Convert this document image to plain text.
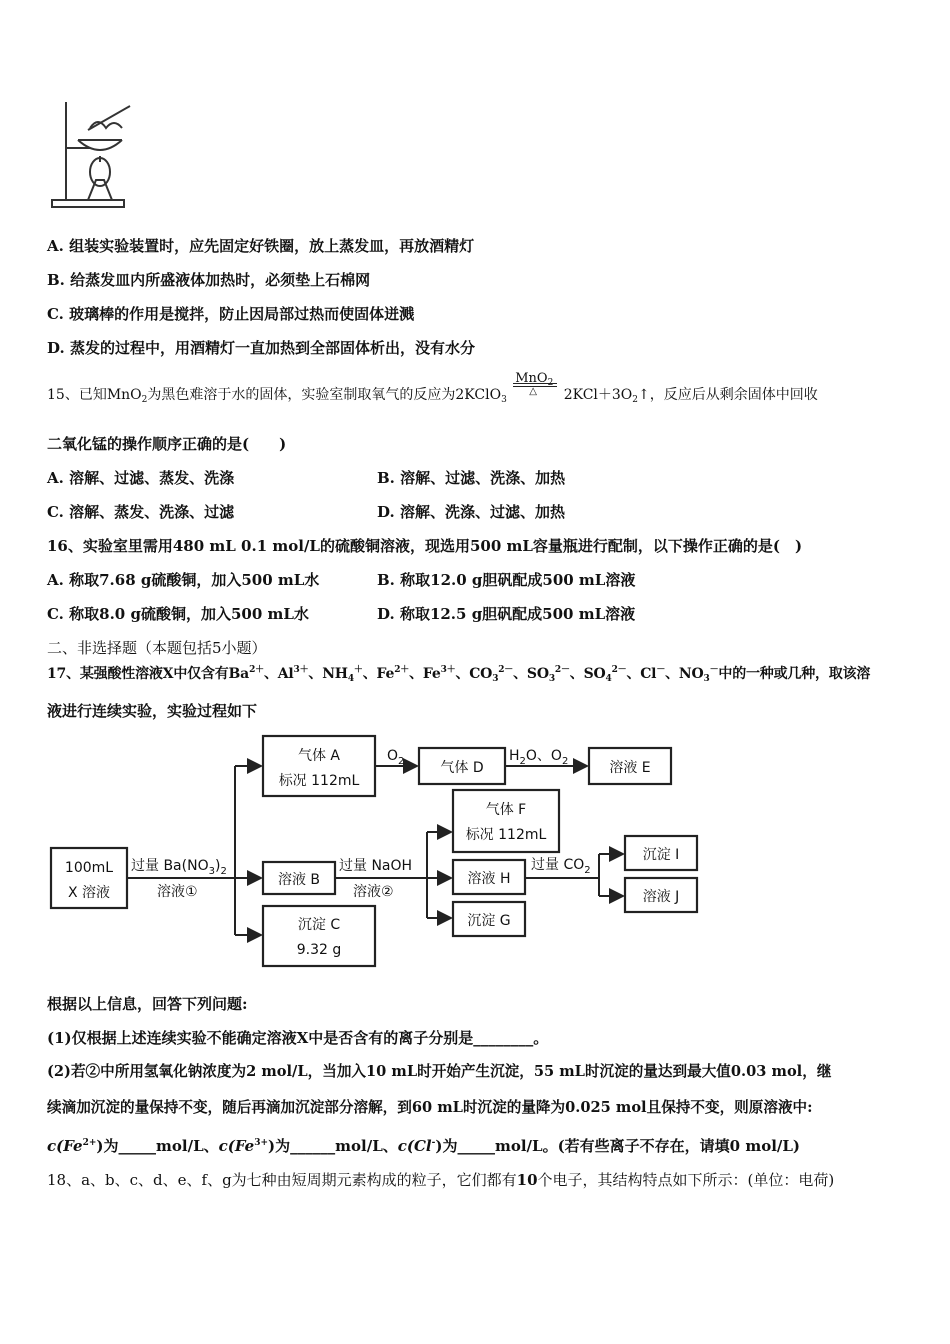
A. 组装实验装置时，应先固定好铁圈，放上蒸发皿，再放酒精灯
B. 给蒸发皿内所盛液体加热时，必须垫上石棉网
C. 玻璃棒的作用是搅拌，防止因局部过热而使固体迸溅
D. 蒸发的过程中，用酒精灯一直加热到全部固体析出，没有水分
15、已知MnO$_2$为黑色难溶于水的固体，实验室制取氧气的反应为2KClO$_3$
MnO$_2$
△ $2KCl+3O_2↑$，反应后从剩余固体中回收
二氧化锰的操作顺序正确的是(　　)
A. 溶解、过滤、蒸发、洗涤	B. 溶解、过滤、洗涤、加热
C. 溶解、蒸发、洗涤、过滤	D. 溶解、洗涤、过滤、加热
16、实验室里需用480 mL 0.1 mol/L的硫酸铜溶液，现选用500 mL容量瓶进行配制，以下操作正确的是(　)
A. 称取7.68 g硫酸铜，加入500 mL水	B. 称取12.0 g胆矾配成500 mL溶液
C. 称取8.0 g硫酸铜，加入500 mL水	D. 称取12.5 g胆矾配成500 mL溶液
二、非选择题（本题包括5小题）
17、某强酸性溶液X中仅含有$Ba^{2+}$、$Al^{3+}$、$NH_4^+$、$Fe^{2+}$、$Fe^{3+}$、$CO_3^{2-}$、$SO_3^{2-}$、$SO_4^{2-}$、Cl－、$NO_3^-$中的一种或几种，取该溶
液进行连续实验，实验过程如下
100mL
X 溶液
过量 $Ba(NO_3)_2$
溶液①
气体 A
标况 112mL
$O_2$	气体 D
$H_2O$、$O_2$	溶液 E
溶液 B
过量 NaOH
溶液②
气体 F
标况 112mL
溶液 H
过量 $CO_2$
沉淀 I
溶液 J
沉淀 G
沉淀 C
9.32 g
根据以上信息，回答下列问题:
(1)仅根据上述连续实验不能确定溶液X中是否含有的离子分别是________。
(2)若②中所用氢氧化钠浓度为2 mol/L，当加入10 mL时开始产生沉淀，55 mL时沉淀的量达到最大值0.03 mol，继
续滴加沉淀的量保持不变，随后再滴加沉淀部分溶解，到60 mL时沉淀的量降为0.025 mol且保持不变，则原溶液中:
$c(Fe^{2+})$为_____mol/L、$c(Fe^{3+})$为______mol/L、c(Cl-)为_____mol/L。(若有些离子不存在，请填0 mol/L)
18、a、b、c、d、e、f、g为七种由短周期元素构成的粒子，它们都有10个电子，其结构特点如下所示：(单位：电荷)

What is needed:
Except for the pictures, give all the material above again verbatim.

Task solution:
Convert this document image to plain text.
A. 组装实验装置时，应先固定好铁圈，放上蒸发皿，再放酒精灯
B. 给蒸发皿内所盛液体加热时，必须垫上石棉网
C. 玻璃棒的作用是搅拌，防止因局部过热而使固体迸溅
D. 蒸发的过程中，用酒精灯一直加热到全部固体析出，没有水分
15、已知MnO$_2$为黑色难溶于水的固体，实验室制取氧气的反应为2KClO$_3$
MnO$_2$
△ $2KCl+3O_2↑$，反应后从剩余固体中回收
二氧化锰的操作顺序正确的是(　　)
A. 溶解、过滤、蒸发、洗涤	B. 溶解、过滤、洗涤、加热
C. 溶解、蒸发、洗涤、过滤	D. 溶解、洗涤、过滤、加热
16、实验室里需用480 mL 0.1 mol/L的硫酸铜溶液，现选用500 mL容量瓶进行配制，以下操作正确的是(　)
A. 称取7.68 g硫酸铜，加入500 mL水	B. 称取12.0 g胆矾配成500 mL溶液
C. 称取8.0 g硫酸铜，加入500 mL水	D. 称取12.5 g胆矾配成500 mL溶液
二、非选择题（本题包括5小题）
17、某强酸性溶液X中仅含有$Ba^{2+}$、$Al^{3+}$、$NH_4^+$、$Fe^{2+}$、$Fe^{3+}$、$CO_3^{2-}$、$SO_3^{2-}$、$SO_4^{2-}$、Cl－、$NO_3^-$中的一种或几种，取该溶
液进行连续实验，实验过程如下
100mL
X 溶液
过量 $Ba(NO_3)_2$
溶液①
气体 A
标况 112mL
$O_2$	气体 D
$H_2O$、$O_2$	溶液 E
溶液 B
过量 NaOH
溶液②
气体 F
标况 112mL
溶液 H
过量 $CO_2$
沉淀 I
溶液 J
沉淀 G
沉淀 C
9.32 g
根据以上信息，回答下列问题:
(1)仅根据上述连续实验不能确定溶液X中是否含有的离子分别是________。
(2)若②中所用氢氧化钠浓度为2 mol/L，当加入10 mL时开始产生沉淀，55 mL时沉淀的量达到最大值0.03 mol，继
续滴加沉淀的量保持不变，随后再滴加沉淀部分溶解，到60 mL时沉淀的量降为0.025 mol且保持不变，则原溶液中:
$c(Fe^{2+})$为_____mol/L、$c(Fe^{3+})$为______mol/L、c(Cl-)为_____mol/L。(若有些离子不存在，请填0 mol/L)
18、a、b、c、d、e、f、g为七种由短周期元素构成的粒子，它们都有10个电子，其结构特点如下所示：(单位：电荷)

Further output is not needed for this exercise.